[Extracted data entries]

=======

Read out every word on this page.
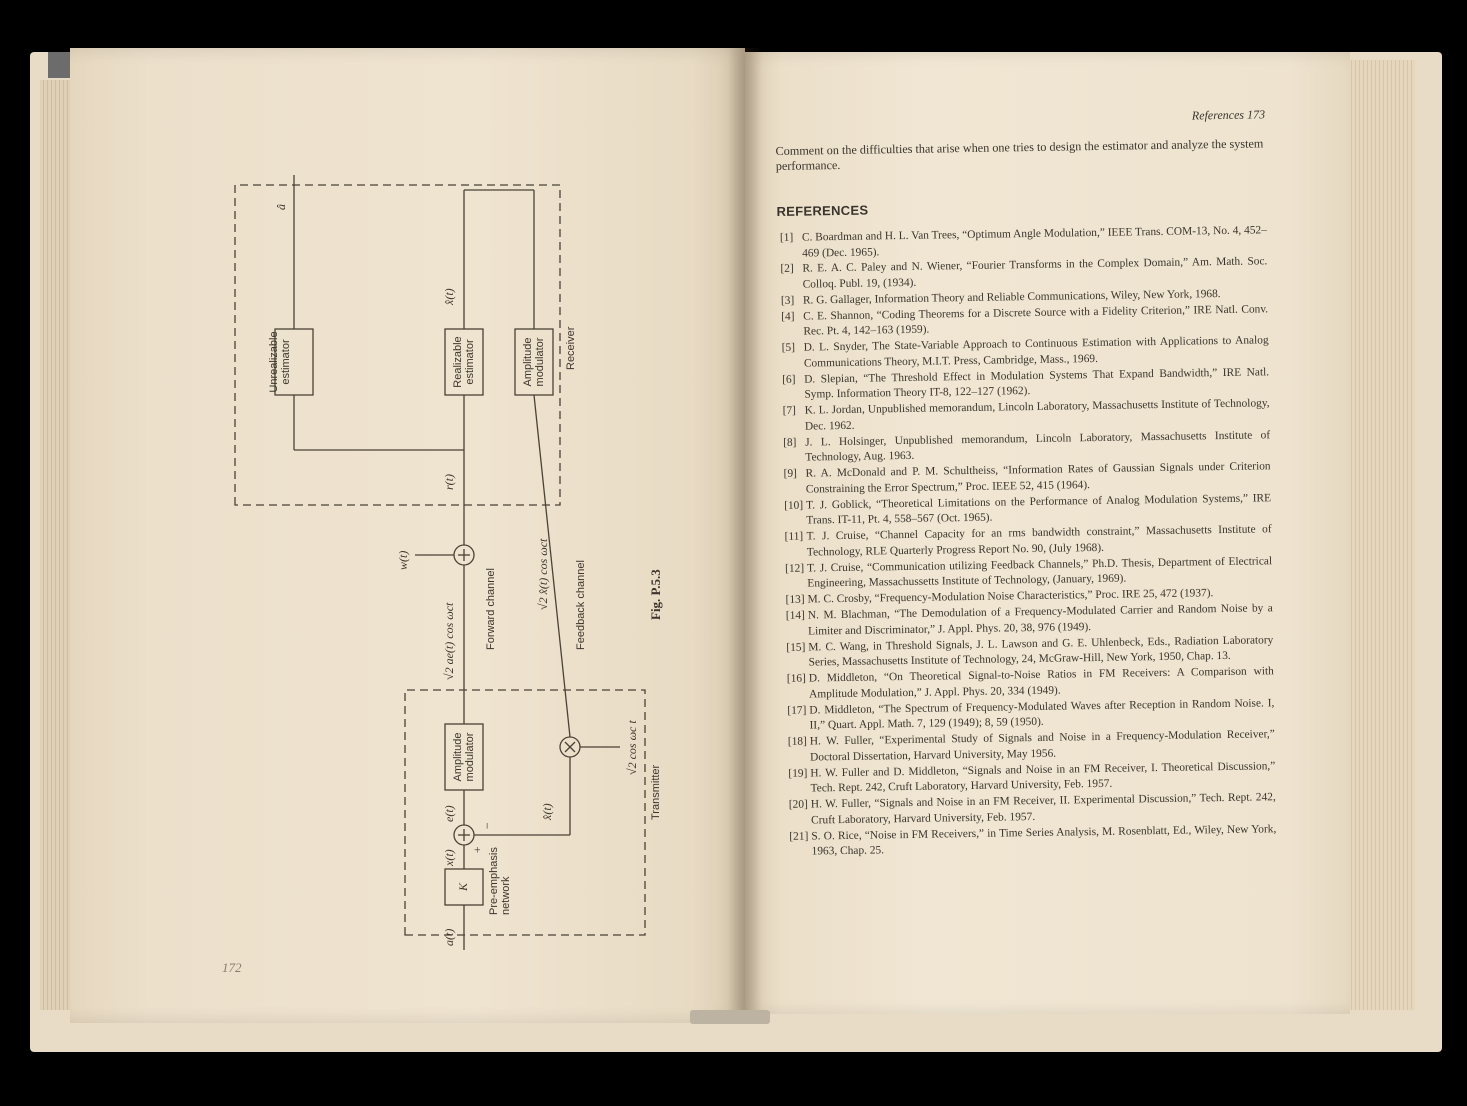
Unrealizable
estimator	Realizable
estimator	Amplitude
modulator
Amplitude
modulator
K Pre-emphasis
network
a(t)
x(t)
e(t)
+
−
x̂(t)
√2 cos ωc t
√2 ae(t) cos ωct
w(t)
r(t)
√2 x̂(t) cos ωct
x̂(t)
â
Forward channel	Feedback channel
Transmitter
Receiver
Fig. P.5.3
172
References 173
Comment on the difficulties that arise when one tries to design the estimator and analyze the system performance.
REFERENCES
[1] C. Boardman and H. L. Van Trees, “Optimum Angle Modulation,” IEEE Trans. COM-13, No. 4, 452–469 (Dec. 1965).
[2] R. E. A. C. Paley and N. Wiener, “Fourier Transforms in the Complex Domain,” Am. Math. Soc. Colloq. Publ. 19, (1934).
[3] R. G. Gallager, Information Theory and Reliable Communications, Wiley, New York, 1968.
[4] C. E. Shannon, “Coding Theorems for a Discrete Source with a Fidelity Criterion,” IRE Natl. Conv. Rec. Pt. 4, 142–163 (1959).
[5] D. L. Snyder, The State-Variable Approach to Continuous Estimation with Applications to Analog Communications Theory, M.I.T. Press, Cambridge, Mass., 1969.
[6] D. Slepian, “The Threshold Effect in Modulation Systems That Expand Bandwidth,” IRE Natl. Symp. Information Theory IT-8, 122–127 (1962).
[7] K. L. Jordan, Unpublished memorandum, Lincoln Laboratory, Massachusetts Institute of Technology, Dec. 1962.
[8] J. L. Holsinger, Unpublished memorandum, Lincoln Laboratory, Massachusetts Institute of Technology, Aug. 1963.
[9] R. A. McDonald and P. M. Schultheiss, “Information Rates of Gaussian Signals under Criterion Constraining the Error Spectrum,” Proc. IEEE 52, 415 (1964).
[10] T. J. Goblick, “Theoretical Limitations on the Performance of Analog Modulation Systems,” IRE Trans. IT-11, Pt. 4, 558–567 (Oct. 1965).
[11] T. J. Cruise, “Channel Capacity for an rms bandwidth constraint,” Massachusetts Institute of Technology, RLE Quarterly Progress Report No. 90, (July 1968).
[12] T. J. Cruise, “Communication utilizing Feedback Channels,” Ph.D. Thesis, Department of Electrical Engineering, Massachussetts Institute of Technology, (January, 1969).
[13] M. C. Crosby, “Frequency-Modulation Noise Characteristics,” Proc. IRE 25, 472 (1937).
[14] N. M. Blachman, “The Demodulation of a Frequency-Modulated Carrier and Random Noise by a Limiter and Discriminator,” J. Appl. Phys. 20, 38, 976 (1949).
[15] M. C. Wang, in Threshold Signals, J. L. Lawson and G. E. Uhlenbeck, Eds., Radiation Laboratory Series, Massachusetts Institute of Technology, 24, McGraw-Hill, New York, 1950, Chap. 13.
[16] D. Middleton, “On Theoretical Signal-to-Noise Ratios in FM Receivers: A Comparison with Amplitude Modulation,” J. Appl. Phys. 20, 334 (1949).
[17] D. Middleton, “The Spectrum of Frequency-Modulated Waves after Reception in Random Noise. I, II,” Quart. Appl. Math. 7, 129 (1949); 8, 59 (1950).
[18] H. W. Fuller, “Experimental Study of Signals and Noise in a Frequency-Modulation Receiver,” Doctoral Dissertation, Harvard University, May 1956.
[19] H. W. Fuller and D. Middleton, “Signals and Noise in an FM Receiver, I. Theoretical Discussion,” Tech. Rept. 242, Cruft Laboratory, Harvard University, Feb. 1957.
[20] H. W. Fuller, “Signals and Noise in an FM Receiver, II. Experimental Discussion,” Tech. Rept. 242, Cruft Laboratory, Harvard University, Feb. 1957.
[21] S. O. Rice, “Noise in FM Receivers,” in Time Series Analysis, M. Rosenblatt, Ed., Wiley, New York, 1963, Chap. 25.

=======

What is needed – Locate the word "Massachusetts" in the data above. Copy every line carrying it.

Task output –
[7] K. L. Jordan, Unpublished memorandum, Lincoln Laboratory, Massachusetts Institute of Technology, Dec. 1962.
[8] J. L. Holsinger, Unpublished memorandum, Lincoln Laboratory, Massachusetts Institute of Technology, Aug. 1963.
[11] T. J. Cruise, “Channel Capacity for an rms bandwidth constraint,” Massachusetts Institute of Technology, RLE Quarterly Progress Report No. 90, (July 1968).
[15] M. C. Wang, in Threshold Signals, J. L. Lawson and G. E. Uhlenbeck, Eds., Radiation Laboratory Series, Massachusetts Institute of Technology, 24, McGraw-Hill, New York, 1950, Chap. 13.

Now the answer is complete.